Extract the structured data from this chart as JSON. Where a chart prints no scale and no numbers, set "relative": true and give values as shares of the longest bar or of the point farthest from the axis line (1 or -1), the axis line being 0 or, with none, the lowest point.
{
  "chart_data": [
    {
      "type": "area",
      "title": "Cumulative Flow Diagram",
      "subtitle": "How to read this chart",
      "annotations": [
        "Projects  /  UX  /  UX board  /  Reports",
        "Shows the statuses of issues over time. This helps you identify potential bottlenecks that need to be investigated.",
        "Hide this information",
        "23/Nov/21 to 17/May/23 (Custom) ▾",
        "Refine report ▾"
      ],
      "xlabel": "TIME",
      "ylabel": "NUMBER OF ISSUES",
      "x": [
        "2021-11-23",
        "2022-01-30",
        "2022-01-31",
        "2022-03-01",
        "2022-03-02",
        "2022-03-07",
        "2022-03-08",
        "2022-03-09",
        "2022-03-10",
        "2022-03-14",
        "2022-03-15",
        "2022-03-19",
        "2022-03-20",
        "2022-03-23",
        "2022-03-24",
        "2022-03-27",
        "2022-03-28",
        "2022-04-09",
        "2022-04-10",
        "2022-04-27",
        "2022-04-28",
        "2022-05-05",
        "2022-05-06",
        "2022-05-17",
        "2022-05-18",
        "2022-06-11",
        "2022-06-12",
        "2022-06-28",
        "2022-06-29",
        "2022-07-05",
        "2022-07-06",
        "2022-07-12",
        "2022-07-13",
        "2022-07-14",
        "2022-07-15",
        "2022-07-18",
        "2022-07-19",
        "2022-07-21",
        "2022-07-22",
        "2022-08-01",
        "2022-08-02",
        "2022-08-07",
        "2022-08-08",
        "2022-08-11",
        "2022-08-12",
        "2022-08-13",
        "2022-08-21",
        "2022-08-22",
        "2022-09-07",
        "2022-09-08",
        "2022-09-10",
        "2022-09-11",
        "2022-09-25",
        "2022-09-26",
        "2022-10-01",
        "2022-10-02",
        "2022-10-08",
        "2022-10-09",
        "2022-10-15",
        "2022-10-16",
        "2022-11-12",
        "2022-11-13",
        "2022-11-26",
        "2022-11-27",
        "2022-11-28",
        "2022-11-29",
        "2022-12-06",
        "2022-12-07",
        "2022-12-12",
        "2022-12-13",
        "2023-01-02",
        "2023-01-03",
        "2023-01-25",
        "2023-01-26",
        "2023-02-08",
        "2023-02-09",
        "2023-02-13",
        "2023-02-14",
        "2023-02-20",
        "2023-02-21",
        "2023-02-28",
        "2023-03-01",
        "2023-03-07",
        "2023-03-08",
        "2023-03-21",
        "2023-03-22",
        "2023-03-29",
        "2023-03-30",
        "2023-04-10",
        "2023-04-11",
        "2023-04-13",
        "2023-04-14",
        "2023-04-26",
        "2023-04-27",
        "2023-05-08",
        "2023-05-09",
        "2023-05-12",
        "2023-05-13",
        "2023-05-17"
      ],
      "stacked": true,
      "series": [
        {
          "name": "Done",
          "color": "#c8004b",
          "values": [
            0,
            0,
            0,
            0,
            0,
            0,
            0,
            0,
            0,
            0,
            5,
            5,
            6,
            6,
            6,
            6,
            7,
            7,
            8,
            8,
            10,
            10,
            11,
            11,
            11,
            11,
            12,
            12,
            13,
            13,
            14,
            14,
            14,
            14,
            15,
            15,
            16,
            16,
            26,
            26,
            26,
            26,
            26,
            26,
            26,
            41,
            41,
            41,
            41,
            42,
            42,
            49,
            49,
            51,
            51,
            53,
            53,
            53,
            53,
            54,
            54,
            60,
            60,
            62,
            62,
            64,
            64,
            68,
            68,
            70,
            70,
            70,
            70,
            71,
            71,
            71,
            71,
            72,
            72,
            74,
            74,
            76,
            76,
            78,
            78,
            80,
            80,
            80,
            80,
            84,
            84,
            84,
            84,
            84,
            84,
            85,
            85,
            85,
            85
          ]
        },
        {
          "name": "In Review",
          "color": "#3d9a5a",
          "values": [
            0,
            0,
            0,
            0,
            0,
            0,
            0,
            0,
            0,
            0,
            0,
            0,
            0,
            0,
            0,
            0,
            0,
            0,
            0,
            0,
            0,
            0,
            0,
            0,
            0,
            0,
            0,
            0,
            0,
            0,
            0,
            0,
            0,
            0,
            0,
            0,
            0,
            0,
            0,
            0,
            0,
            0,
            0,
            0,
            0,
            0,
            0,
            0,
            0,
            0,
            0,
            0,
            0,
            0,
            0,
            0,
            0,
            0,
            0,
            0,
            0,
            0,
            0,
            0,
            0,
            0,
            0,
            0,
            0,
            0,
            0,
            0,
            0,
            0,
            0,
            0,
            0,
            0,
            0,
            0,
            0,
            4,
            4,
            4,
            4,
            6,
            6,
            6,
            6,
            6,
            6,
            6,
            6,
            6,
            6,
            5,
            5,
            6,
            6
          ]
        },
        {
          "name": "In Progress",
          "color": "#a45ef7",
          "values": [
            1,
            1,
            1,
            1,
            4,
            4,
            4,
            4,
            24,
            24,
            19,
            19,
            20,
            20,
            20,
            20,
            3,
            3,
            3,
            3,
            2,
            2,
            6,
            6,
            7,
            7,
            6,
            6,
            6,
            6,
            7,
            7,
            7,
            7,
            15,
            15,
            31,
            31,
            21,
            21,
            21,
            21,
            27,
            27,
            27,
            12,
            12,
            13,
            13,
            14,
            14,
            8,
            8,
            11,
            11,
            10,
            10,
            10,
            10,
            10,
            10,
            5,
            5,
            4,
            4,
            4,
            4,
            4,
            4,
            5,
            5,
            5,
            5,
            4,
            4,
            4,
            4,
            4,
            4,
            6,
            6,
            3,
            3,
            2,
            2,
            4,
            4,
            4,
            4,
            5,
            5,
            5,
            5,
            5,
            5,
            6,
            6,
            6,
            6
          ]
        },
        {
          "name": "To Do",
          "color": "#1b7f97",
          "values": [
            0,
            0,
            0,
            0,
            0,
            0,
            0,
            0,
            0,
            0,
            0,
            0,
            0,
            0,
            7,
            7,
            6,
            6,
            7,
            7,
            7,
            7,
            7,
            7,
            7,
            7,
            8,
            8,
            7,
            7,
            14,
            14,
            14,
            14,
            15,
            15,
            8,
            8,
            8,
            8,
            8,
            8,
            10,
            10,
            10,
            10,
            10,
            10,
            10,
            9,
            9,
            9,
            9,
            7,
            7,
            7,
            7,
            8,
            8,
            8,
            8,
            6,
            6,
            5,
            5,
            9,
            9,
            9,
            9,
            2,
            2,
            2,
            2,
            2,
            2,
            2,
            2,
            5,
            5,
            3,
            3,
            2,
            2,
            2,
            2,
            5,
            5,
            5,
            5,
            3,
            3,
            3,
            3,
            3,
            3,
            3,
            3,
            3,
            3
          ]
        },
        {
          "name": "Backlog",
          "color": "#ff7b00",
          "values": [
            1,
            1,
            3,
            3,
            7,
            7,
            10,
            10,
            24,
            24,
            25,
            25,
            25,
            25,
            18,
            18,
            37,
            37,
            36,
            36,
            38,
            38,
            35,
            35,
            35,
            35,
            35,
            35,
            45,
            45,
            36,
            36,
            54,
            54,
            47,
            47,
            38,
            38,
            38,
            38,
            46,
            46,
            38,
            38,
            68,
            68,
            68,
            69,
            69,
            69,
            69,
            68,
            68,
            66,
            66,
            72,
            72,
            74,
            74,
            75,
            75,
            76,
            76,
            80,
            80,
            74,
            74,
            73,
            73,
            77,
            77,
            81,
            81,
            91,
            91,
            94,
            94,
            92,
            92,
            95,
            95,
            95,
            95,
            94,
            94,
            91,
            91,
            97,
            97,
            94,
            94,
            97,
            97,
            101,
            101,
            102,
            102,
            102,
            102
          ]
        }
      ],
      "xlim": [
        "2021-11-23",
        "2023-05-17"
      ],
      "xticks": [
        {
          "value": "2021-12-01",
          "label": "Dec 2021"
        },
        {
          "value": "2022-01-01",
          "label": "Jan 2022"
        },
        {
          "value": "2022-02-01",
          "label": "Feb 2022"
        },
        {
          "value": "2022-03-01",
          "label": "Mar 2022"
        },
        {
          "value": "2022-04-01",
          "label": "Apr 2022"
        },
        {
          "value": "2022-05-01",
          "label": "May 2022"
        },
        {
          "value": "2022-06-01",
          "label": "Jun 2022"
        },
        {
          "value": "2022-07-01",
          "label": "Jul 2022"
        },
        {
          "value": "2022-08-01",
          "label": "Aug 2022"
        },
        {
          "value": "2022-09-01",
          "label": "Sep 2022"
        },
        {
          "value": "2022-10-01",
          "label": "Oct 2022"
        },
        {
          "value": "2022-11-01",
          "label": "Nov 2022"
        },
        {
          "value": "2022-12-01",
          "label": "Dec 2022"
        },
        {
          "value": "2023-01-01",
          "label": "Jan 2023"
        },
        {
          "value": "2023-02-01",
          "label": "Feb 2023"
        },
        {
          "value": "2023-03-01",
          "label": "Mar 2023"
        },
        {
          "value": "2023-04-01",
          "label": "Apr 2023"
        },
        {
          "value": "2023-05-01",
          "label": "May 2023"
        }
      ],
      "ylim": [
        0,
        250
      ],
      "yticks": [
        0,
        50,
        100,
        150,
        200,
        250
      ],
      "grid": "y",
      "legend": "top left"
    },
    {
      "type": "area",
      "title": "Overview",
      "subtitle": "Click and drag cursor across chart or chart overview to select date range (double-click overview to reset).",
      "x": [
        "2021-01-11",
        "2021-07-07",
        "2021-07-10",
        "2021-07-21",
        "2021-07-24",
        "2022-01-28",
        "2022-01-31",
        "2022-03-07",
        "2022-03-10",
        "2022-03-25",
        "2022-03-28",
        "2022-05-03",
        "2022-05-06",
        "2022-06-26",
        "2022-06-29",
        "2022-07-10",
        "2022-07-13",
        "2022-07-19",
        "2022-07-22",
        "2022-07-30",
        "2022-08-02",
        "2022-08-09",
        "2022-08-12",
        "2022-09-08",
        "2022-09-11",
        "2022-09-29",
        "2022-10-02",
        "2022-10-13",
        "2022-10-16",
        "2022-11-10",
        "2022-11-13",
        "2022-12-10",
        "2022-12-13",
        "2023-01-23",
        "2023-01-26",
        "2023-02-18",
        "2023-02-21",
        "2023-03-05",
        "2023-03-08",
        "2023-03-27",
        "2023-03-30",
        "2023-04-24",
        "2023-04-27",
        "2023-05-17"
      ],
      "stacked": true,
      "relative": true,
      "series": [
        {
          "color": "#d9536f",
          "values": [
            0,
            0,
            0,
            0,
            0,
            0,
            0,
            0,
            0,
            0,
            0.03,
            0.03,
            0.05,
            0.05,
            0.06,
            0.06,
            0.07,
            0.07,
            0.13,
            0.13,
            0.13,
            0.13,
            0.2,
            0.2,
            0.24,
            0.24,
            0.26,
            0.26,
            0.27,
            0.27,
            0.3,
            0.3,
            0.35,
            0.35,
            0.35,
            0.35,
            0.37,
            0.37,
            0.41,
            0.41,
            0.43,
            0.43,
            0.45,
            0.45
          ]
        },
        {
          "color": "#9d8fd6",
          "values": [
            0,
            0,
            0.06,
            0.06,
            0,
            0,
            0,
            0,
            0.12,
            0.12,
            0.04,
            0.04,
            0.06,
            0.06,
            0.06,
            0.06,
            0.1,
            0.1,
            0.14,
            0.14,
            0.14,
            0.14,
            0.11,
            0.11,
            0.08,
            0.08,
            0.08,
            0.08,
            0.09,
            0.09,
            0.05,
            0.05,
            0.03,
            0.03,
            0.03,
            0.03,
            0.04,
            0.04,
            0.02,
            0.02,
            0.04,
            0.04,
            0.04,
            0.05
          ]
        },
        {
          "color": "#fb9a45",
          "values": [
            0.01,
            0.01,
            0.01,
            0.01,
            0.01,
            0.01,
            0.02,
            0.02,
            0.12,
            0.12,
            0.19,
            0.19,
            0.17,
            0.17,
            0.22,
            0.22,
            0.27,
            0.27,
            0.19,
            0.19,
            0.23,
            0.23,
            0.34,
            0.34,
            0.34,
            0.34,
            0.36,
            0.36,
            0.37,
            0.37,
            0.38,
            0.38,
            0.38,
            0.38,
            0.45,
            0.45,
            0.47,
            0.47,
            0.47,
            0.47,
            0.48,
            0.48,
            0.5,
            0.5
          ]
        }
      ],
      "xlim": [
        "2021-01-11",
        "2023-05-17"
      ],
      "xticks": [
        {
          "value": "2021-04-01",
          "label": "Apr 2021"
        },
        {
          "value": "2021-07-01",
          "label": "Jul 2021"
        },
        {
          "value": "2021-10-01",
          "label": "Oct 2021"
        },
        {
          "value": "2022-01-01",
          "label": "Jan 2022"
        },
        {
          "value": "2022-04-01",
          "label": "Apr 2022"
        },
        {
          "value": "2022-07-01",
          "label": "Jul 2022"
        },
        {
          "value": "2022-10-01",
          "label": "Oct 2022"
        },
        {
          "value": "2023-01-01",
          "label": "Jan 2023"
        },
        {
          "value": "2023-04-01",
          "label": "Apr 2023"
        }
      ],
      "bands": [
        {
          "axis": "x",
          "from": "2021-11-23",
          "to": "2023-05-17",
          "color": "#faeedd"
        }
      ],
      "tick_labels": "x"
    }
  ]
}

▸ **To be done**
Pull every line holding "name" out of the records.

▸ **Exercise answer**
          "name": "Done",
          "name": "In Review",
          "name": "In Progress",
          "name": "To Do",
          "name": "Backlog",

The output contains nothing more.